#### [Reading text]

□ □ □ □ □

Yes, New Mexico has charter schools (98 of them, with 25,000 students). The legislature even just handed them piles of money for building. That hasn't fixed things. Open enrollment--they have that in some locations. New Mexico has no state subsidies for private choice, though some folks would sure like them.
What New Mexico has is a clear directive to get adequate funding its schools, even if that means wealthier residents have to pay taxes to educate Those Peoples' Children, and no apparent political will or interest in actually getting the job done. And really--if this were something the state's leaders cared about, simply knowing that they were at the bottom of the barrel in most educational indicators would have been more motivational than some court directive. And now Yazzie/Martinez is approaching its tenth birthday with no end in sight.

□ □ □ □ □

#### [Given data]
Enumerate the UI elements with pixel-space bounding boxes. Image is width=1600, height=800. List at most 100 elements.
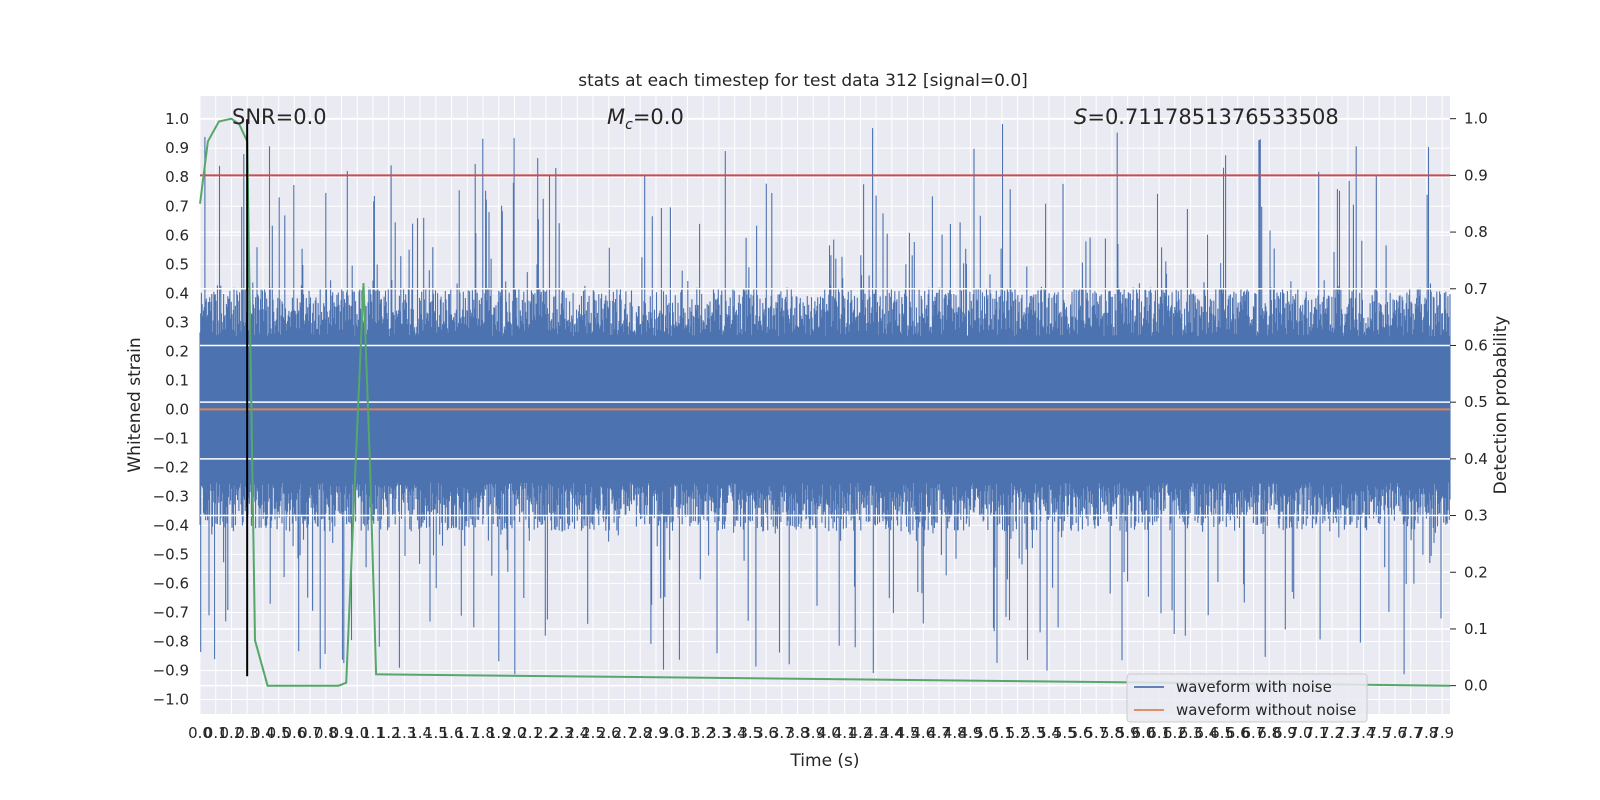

□ □ □ □ □

#### [Your objective]
Extend the passage on New Mexico's school funding by picking up right after its last sentence.

#### [Solved exercise]
New Mexico's issue is the same issue as Pennsylvania, Ohio, New Jersey, etc etc etc. If state leaders don't feel particularly compelled to treat education as an important priority, can a court order really change that? I'm reminded of Rick Hess's insight, from another context, that you can use rules and regulations and, I suppose, court orders, to compel people to do something--but you can't make them do it well. Particularly if they don't want to.
After all, there's nothing to keep legislators from making quality, well-resourced public education for all students a major priority and crafting budgets that reflect that priority. Any legislature could do it any time they wanted to, and they wouldn't even have to wait for a court order.